- Stated goal
All records must be quoted exactly. Omit the pictures.

■ ■ ■ ■

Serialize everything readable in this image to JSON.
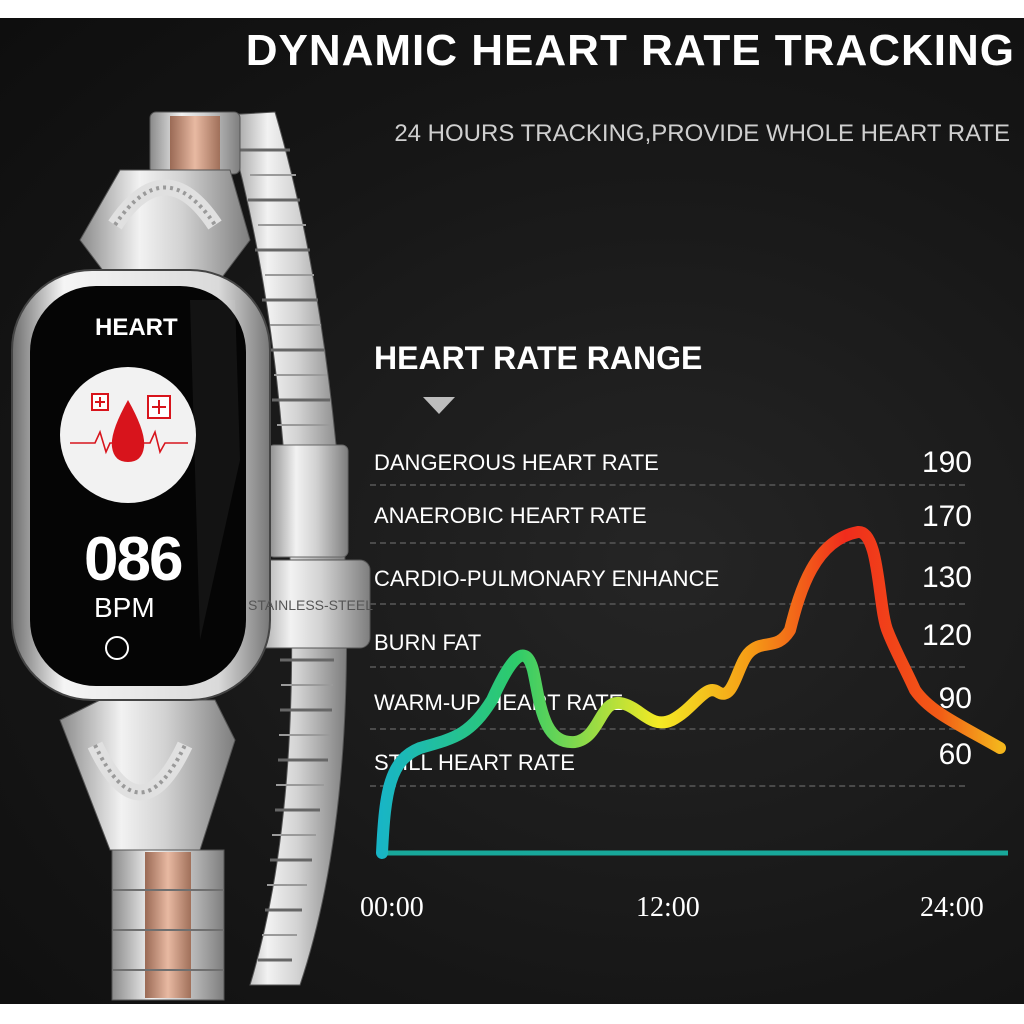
{
  "header": {
    "title": "DYNAMIC HEART RATE TRACKING",
    "subtitle": "24 HOURS TRACKING,PROVIDE WHOLE HEART RATE"
  },
  "watch": {
    "screen_title": "HEART",
    "bpm_value": "086",
    "bpm_unit": "BPM",
    "clasp_engraving": "STAINLESS-STEEL"
  },
  "heart_rate_range": {
    "title": "HEART RATE RANGE",
    "zones": [
      {
        "label": "DANGEROUS HEART RATE",
        "value": "190"
      },
      {
        "label": "ANAEROBIC HEART RATE",
        "value": "170"
      },
      {
        "label": "CARDIO-PULMONARY ENHANCE",
        "value": "130"
      },
      {
        "label": "BURN FAT",
        "value": "120"
      },
      {
        "label": "WARM-UP HEART RATE",
        "value": "90"
      },
      {
        "label": "STILL HEART RATE",
        "value": "60"
      }
    ]
  },
  "time_axis": {
    "labels": [
      "00:00",
      "12:00",
      "24:00"
    ]
  },
  "colors": {
    "background": "#161616",
    "gradient_stops": [
      "#18b5c6",
      "#2ecb6a",
      "#f4ea24",
      "#f59a16",
      "#f02c1c"
    ],
    "baseline": "#18a89a"
  }
}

■ ■ ■ ■

- Answer to the task
Serialize everything readable in this image to JSON.
{
  "header": {
    "title": "DYNAMIC HEART RATE TRACKING",
    "subtitle": "24 HOURS TRACKING,PROVIDE WHOLE HEART RATE"
  },
  "watch": {
    "screen_title": "HEART",
    "bpm_value": "086",
    "bpm_unit": "BPM",
    "clasp_engraving": "STAINLESS-STEEL"
  },
  "heart_rate_range": {
    "title": "HEART RATE RANGE",
    "zones": [
      {
        "label": "DANGEROUS HEART RATE",
        "value": "190"
      },
      {
        "label": "ANAEROBIC HEART RATE",
        "value": "170"
      },
      {
        "label": "CARDIO-PULMONARY ENHANCE",
        "value": "130"
      },
      {
        "label": "BURN FAT",
        "value": "120"
      },
      {
        "label": "WARM-UP HEART RATE",
        "value": "90"
      },
      {
        "label": "STILL HEART RATE",
        "value": "60"
      }
    ]
  },
  "time_axis": {
    "labels": [
      "00:00",
      "12:00",
      "24:00"
    ]
  },
  "colors": {
    "background": "#161616",
    "gradient_stops": [
      "#18b5c6",
      "#2ecb6a",
      "#f4ea24",
      "#f59a16",
      "#f02c1c"
    ],
    "baseline": "#18a89a"
  }
}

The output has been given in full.